Data entries

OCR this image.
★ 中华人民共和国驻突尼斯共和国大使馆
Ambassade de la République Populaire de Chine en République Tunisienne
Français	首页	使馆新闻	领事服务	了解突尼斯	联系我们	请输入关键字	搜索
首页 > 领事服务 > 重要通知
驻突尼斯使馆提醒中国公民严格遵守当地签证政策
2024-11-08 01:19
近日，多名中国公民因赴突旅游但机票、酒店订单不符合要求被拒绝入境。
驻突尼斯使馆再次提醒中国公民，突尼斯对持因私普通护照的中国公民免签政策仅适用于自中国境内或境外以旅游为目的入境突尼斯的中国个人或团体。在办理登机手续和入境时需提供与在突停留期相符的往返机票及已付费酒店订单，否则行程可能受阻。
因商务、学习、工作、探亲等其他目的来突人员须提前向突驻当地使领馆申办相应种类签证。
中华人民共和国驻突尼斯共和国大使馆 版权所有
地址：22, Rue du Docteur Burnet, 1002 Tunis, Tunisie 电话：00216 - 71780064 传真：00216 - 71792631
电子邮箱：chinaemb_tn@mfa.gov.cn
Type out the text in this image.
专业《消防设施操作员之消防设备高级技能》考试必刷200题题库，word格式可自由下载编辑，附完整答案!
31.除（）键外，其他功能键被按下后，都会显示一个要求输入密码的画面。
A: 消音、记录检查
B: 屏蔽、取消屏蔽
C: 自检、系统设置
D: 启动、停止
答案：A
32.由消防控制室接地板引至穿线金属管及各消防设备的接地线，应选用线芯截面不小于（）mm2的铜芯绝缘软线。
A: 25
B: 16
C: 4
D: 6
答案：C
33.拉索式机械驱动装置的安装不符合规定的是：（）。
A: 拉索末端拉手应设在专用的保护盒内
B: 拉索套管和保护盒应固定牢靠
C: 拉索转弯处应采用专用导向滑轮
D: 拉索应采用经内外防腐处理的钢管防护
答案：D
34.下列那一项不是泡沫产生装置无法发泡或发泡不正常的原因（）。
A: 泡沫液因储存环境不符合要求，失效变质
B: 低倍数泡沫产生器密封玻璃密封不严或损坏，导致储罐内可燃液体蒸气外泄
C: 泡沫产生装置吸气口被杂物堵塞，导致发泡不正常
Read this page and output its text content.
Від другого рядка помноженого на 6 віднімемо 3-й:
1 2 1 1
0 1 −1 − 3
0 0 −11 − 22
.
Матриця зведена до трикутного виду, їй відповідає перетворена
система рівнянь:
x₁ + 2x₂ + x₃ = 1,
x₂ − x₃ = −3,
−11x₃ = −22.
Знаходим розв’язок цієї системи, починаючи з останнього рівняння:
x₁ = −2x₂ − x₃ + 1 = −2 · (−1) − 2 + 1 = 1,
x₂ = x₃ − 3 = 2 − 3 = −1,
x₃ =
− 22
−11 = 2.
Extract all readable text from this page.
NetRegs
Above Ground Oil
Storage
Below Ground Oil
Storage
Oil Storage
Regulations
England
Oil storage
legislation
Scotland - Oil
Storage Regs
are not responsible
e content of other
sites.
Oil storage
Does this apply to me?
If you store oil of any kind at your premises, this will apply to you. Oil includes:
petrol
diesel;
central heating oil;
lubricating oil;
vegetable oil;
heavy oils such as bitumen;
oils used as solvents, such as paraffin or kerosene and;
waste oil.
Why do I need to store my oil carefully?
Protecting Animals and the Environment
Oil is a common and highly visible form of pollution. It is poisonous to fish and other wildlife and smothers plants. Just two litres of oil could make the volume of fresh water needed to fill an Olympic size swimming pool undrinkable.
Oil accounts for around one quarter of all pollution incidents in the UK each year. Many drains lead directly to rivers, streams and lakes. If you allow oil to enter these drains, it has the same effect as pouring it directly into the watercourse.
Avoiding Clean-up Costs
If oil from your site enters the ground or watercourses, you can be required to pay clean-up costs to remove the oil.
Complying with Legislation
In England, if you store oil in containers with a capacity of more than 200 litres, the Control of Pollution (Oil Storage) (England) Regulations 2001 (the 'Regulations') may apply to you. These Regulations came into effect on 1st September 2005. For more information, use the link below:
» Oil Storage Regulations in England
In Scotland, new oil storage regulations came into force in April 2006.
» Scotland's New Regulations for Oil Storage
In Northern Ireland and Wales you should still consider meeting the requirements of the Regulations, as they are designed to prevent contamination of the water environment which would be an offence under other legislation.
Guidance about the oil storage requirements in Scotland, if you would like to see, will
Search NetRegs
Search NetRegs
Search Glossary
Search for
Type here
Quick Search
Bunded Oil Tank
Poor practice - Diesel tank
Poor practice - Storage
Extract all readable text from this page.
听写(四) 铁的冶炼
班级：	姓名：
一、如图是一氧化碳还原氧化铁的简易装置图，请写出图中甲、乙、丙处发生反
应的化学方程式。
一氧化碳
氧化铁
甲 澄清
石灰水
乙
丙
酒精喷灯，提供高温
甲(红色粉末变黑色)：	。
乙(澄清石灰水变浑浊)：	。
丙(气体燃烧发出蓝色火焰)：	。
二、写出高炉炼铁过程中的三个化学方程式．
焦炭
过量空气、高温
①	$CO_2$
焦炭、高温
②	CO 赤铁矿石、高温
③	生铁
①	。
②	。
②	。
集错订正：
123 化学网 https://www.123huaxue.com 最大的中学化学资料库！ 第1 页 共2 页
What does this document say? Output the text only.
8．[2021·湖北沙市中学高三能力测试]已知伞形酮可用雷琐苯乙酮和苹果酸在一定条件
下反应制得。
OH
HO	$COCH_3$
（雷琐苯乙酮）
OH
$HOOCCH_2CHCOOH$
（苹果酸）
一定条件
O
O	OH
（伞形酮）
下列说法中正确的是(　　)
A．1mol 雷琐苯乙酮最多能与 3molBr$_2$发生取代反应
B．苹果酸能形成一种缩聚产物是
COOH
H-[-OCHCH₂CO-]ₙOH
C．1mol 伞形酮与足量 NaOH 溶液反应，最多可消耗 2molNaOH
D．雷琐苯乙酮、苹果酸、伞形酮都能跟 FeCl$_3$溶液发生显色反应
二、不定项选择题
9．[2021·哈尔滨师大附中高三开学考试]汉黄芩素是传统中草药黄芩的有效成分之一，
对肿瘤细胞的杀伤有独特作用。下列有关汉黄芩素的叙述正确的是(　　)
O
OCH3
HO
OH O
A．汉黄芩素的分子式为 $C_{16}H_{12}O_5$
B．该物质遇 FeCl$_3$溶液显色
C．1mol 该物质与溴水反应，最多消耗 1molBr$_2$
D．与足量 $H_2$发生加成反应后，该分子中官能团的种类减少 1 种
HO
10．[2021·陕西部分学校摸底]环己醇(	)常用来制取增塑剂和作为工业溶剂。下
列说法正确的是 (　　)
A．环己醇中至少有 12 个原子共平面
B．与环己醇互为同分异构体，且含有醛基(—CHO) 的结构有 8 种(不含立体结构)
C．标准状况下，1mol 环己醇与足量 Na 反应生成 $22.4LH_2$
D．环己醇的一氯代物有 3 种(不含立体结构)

→ Requirement:
Select and copy every line from the records that includes the word "FeCl".

→ Task response:
D．雷琐苯乙酮、苹果酸、伞形酮都能跟 FeCl$_3$溶液发生显色反应
B．该物质遇 FeCl$_3$溶液显色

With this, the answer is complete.